Type out every line below exactly as it reads.
━━━━━━━━
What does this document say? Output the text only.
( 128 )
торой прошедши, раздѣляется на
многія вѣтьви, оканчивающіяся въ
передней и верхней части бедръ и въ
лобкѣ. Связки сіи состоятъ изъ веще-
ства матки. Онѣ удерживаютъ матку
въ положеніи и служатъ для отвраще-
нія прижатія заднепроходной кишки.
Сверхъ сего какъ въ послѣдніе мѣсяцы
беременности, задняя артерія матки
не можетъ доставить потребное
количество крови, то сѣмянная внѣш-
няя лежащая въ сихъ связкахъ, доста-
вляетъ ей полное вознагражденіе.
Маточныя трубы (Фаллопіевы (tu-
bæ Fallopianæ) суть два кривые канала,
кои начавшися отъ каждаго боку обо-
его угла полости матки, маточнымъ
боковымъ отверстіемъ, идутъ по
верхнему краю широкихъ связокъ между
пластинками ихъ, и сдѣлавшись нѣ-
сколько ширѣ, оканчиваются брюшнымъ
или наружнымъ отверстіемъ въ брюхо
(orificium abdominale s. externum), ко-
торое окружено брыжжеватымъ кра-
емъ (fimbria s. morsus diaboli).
━━━━━━━━
- [Reply to the exercise]:
What does this document say? Output the text only.
( 128 )
торой прошедши, раздѣляется на
многія вѣтьви, оканчивающіяся въ
передней и верхней части бедръ и въ
лобкѣ. Связки сіи состоятъ изъ веще-
ства матки. Онѣ удерживаютъ матку
въ положеніи и служатъ для отвраще-
нія прижатія заднепроходной кишки.
Сверхъ сего какъ въ послѣдніе мѣсяцы
беременности, задняя артерія матки
не можетъ доставить потребное
количество крови, то сѣмянная внѣш-
няя лежащая въ сихъ связкахъ, доста-
вляетъ ей полное вознагражденіе.
Маточныя трубы (Фаллопіевы (tu-
bæ Fallopianæ) суть два кривые канала,
кои начавшися отъ каждаго боку обо-
его угла полости матки, маточнымъ
боковымъ отверстіемъ, идутъ по
верхнему краю широкихъ связокъ между
пластинками ихъ, и сдѣлавшись нѣ-
сколько ширѣ, оканчиваются брюшнымъ
или наружнымъ отверстіемъ въ брюхо
(orificium abdominale s. externum), ко-
торое окружено брыжжеватымъ кра-
емъ (fimbria s. morsus diaboli).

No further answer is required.